AIM
Lines containing the word "Frühschicht" are the ones to copy from the records below.
== EXCERPTED DATA ==
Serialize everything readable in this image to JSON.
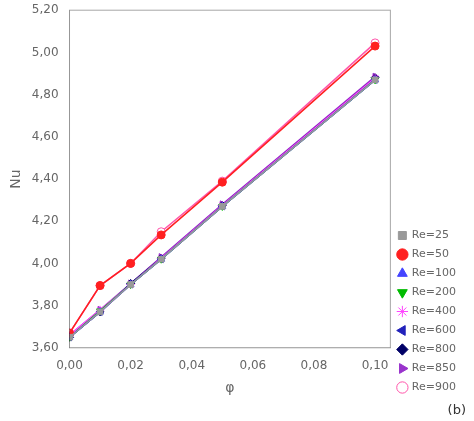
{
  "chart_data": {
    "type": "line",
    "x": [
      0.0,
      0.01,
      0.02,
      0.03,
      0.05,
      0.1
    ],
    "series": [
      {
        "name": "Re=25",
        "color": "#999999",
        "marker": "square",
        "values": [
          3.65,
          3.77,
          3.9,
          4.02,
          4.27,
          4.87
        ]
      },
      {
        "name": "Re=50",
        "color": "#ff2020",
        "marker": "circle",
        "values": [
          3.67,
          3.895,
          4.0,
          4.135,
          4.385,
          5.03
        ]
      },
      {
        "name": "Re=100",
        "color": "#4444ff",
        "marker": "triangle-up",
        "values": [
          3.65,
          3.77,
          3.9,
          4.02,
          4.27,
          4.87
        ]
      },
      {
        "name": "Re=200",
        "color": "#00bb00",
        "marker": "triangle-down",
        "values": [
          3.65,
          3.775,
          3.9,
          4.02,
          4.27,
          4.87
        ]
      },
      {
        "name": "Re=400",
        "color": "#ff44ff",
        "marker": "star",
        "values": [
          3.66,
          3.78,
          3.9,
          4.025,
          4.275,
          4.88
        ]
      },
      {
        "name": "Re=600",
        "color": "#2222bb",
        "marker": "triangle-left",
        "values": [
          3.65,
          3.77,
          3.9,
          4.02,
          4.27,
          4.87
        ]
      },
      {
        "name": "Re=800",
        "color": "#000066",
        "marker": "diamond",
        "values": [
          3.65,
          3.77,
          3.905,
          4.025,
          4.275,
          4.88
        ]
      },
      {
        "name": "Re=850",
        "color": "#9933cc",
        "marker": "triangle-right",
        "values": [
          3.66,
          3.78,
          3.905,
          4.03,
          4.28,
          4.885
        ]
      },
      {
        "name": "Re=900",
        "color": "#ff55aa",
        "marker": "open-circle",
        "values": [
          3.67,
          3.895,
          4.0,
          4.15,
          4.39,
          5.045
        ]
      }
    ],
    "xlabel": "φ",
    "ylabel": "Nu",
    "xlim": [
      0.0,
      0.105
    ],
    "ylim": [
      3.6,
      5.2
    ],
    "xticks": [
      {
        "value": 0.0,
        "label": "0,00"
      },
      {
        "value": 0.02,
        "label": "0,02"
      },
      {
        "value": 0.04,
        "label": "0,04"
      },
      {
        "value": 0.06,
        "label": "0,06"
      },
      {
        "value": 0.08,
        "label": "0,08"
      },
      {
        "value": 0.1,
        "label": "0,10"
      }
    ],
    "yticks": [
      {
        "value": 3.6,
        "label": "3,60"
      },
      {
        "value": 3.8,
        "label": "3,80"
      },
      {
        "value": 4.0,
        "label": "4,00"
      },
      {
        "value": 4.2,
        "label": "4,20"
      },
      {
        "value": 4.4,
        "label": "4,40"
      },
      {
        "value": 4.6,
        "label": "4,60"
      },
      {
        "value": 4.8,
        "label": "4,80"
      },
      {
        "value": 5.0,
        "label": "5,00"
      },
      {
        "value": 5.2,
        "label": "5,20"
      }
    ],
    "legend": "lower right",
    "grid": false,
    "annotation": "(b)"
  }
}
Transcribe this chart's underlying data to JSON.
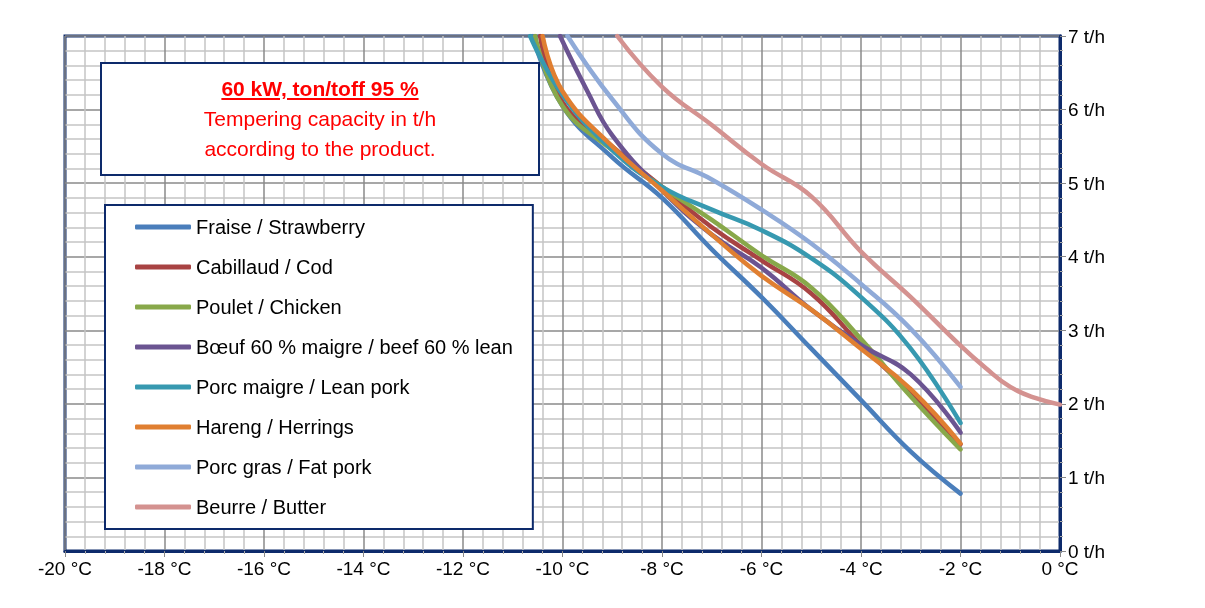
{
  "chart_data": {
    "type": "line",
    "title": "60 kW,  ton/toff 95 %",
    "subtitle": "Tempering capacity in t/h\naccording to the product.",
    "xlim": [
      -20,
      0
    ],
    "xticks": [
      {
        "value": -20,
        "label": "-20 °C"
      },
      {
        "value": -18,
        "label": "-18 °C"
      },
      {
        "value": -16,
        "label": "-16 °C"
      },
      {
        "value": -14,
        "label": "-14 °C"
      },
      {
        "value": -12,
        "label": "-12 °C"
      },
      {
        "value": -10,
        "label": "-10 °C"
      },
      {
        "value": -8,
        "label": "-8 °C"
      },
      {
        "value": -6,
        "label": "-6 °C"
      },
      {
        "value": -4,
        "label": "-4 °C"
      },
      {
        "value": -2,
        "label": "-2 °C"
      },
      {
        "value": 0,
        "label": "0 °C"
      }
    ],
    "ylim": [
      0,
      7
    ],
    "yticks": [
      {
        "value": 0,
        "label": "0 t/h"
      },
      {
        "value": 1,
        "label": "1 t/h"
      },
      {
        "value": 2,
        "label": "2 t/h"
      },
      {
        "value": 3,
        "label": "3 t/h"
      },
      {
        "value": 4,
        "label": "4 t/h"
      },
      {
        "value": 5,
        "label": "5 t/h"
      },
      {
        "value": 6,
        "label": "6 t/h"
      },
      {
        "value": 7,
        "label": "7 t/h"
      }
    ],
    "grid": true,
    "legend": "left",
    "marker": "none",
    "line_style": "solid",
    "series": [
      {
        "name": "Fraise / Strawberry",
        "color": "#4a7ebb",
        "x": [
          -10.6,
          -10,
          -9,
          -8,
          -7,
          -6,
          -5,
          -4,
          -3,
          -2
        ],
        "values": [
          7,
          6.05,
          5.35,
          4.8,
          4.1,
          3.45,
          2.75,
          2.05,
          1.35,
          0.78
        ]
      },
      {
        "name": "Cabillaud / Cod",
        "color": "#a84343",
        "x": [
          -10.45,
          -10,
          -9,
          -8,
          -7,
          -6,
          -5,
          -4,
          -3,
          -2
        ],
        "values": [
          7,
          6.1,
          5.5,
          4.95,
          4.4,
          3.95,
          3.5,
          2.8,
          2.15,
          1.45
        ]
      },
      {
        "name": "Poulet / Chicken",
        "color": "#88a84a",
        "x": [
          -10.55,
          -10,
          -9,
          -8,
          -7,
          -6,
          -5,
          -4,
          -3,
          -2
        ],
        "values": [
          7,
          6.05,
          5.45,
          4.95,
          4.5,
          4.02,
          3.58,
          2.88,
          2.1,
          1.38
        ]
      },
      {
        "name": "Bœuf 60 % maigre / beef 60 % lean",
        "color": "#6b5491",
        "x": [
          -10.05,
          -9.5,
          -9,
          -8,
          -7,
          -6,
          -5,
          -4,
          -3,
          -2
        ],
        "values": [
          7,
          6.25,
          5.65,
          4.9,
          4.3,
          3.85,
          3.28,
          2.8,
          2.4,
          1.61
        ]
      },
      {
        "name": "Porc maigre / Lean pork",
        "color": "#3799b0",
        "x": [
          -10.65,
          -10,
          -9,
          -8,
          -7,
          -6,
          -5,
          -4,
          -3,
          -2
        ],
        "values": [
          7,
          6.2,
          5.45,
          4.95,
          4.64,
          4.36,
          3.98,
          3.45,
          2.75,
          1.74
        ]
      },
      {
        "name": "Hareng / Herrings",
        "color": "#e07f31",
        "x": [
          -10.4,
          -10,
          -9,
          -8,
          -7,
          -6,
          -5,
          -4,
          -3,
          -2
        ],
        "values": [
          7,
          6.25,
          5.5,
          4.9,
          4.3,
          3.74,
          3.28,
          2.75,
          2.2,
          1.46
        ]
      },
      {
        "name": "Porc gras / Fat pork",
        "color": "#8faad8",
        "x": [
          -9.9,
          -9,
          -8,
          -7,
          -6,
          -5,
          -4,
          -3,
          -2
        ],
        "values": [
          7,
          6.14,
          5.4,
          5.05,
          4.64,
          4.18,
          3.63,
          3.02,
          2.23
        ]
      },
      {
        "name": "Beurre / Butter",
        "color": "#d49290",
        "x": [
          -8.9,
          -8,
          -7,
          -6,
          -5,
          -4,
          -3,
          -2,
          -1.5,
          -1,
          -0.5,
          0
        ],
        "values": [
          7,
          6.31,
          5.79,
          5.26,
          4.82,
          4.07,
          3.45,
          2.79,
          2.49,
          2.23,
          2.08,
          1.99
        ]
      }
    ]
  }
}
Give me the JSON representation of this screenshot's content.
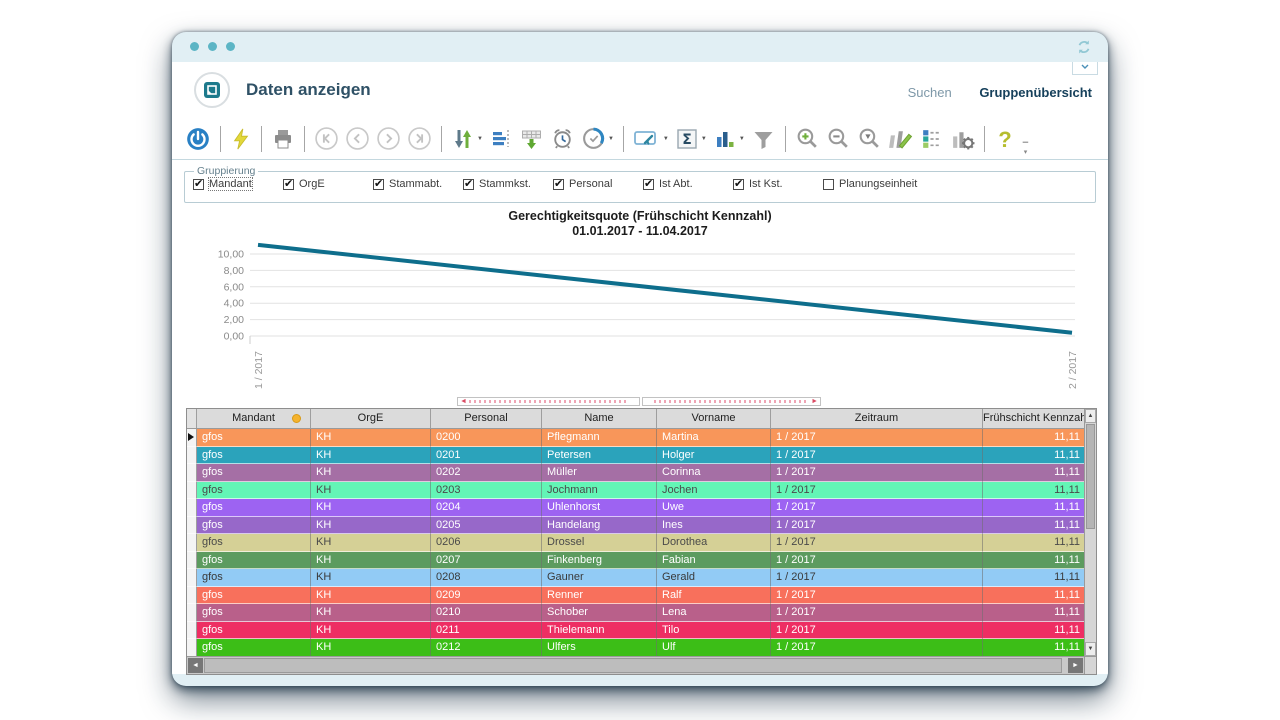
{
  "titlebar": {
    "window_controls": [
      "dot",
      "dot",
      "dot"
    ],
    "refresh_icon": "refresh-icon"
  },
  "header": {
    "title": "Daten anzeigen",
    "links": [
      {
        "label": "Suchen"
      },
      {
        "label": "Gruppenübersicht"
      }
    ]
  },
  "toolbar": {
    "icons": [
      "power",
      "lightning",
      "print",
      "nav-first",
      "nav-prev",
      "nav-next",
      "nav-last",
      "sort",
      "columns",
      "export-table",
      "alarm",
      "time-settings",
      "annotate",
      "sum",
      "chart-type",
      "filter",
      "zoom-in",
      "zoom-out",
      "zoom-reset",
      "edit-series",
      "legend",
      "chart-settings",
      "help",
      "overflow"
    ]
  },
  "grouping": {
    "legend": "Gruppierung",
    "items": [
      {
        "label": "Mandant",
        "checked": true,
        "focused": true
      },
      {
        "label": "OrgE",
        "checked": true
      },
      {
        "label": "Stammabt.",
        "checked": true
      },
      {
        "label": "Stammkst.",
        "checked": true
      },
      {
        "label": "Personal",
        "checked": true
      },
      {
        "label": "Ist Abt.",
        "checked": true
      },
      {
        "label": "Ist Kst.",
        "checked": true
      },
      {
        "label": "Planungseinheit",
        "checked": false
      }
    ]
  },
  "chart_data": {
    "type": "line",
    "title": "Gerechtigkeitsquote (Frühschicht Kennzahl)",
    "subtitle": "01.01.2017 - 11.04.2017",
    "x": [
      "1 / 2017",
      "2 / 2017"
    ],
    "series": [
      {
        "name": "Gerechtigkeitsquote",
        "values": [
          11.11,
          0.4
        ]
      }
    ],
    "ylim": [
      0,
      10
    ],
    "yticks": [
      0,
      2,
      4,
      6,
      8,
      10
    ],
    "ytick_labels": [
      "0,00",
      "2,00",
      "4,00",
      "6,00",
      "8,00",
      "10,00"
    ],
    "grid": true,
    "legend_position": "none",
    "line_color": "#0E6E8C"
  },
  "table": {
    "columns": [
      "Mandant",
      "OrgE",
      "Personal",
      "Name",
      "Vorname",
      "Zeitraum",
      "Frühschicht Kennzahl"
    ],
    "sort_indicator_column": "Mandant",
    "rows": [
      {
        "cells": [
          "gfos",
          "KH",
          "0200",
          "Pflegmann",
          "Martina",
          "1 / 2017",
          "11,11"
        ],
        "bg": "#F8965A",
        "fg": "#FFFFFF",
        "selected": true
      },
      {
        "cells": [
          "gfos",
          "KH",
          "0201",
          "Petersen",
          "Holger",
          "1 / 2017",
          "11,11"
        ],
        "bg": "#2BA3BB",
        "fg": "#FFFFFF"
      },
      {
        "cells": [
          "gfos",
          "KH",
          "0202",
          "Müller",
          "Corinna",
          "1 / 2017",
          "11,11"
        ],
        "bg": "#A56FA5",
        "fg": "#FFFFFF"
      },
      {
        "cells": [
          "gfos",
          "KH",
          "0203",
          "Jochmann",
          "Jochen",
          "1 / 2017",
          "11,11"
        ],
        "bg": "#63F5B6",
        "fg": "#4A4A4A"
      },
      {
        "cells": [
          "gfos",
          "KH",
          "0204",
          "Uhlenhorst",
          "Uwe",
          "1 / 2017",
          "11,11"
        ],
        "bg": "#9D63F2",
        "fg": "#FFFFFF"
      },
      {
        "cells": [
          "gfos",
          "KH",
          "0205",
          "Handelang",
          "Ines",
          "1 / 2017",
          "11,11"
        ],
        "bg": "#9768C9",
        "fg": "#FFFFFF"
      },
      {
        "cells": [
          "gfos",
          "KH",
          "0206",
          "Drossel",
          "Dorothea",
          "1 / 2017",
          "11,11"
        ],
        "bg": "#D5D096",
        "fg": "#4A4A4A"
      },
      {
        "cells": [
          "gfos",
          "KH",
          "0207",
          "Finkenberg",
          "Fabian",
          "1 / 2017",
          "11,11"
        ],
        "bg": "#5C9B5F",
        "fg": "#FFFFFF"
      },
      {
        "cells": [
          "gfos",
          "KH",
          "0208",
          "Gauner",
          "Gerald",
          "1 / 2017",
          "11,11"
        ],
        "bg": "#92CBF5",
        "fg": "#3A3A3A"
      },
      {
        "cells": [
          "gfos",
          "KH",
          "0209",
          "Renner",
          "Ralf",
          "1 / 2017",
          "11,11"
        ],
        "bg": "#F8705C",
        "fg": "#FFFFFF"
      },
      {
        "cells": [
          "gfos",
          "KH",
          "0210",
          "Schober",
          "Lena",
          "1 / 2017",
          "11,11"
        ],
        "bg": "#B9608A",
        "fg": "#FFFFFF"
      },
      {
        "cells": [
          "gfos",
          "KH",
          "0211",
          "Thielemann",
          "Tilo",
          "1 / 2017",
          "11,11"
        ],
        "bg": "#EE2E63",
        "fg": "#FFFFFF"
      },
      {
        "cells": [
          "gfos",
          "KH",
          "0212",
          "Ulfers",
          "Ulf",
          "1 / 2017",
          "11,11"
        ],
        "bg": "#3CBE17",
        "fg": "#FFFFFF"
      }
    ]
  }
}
===
WRITTEN RESPONSE
    "title": "Gerechtigkeitsquote (Frühschicht Kennzahl)",
      "Frühschicht Kennzahl"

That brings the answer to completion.